Stored data
*-*-*

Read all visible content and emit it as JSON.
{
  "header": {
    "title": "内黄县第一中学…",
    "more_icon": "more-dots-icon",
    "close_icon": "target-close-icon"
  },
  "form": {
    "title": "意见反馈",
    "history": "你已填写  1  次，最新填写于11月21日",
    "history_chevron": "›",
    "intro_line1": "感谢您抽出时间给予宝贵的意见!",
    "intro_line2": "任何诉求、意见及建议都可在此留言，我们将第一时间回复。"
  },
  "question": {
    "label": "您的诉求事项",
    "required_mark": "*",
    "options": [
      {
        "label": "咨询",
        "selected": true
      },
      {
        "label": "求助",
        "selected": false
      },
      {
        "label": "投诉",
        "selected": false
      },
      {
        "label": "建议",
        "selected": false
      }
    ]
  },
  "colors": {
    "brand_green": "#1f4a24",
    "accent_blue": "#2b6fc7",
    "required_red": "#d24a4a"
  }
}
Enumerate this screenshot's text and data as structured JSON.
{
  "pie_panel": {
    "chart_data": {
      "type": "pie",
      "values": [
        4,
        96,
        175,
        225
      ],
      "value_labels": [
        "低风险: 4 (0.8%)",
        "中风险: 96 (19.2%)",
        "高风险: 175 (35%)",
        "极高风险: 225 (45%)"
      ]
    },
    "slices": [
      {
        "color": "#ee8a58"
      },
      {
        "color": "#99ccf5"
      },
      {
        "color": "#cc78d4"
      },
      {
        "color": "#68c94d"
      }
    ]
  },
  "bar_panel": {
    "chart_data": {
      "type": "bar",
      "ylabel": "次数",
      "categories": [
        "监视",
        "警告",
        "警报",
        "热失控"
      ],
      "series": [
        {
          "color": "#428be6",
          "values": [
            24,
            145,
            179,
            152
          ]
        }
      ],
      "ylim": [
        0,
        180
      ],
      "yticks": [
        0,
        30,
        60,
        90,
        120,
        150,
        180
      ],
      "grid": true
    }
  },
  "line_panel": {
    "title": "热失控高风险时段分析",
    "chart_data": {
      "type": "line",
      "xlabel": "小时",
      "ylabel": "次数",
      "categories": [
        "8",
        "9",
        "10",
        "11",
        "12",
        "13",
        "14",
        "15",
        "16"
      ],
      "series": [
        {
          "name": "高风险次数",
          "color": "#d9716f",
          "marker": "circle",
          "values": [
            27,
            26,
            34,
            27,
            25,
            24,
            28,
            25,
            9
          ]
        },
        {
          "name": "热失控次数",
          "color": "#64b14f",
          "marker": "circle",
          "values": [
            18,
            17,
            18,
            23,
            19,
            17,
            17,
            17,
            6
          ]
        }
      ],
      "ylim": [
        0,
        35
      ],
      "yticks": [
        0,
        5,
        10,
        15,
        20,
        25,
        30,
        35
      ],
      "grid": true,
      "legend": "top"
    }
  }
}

*-*-*

Given problem: Copy every line above that includes the string "title".

Solution:
    "title": "内黄县第一中学…",
    "title": "意见反馈",
    "title": "热失控高风险时段分析",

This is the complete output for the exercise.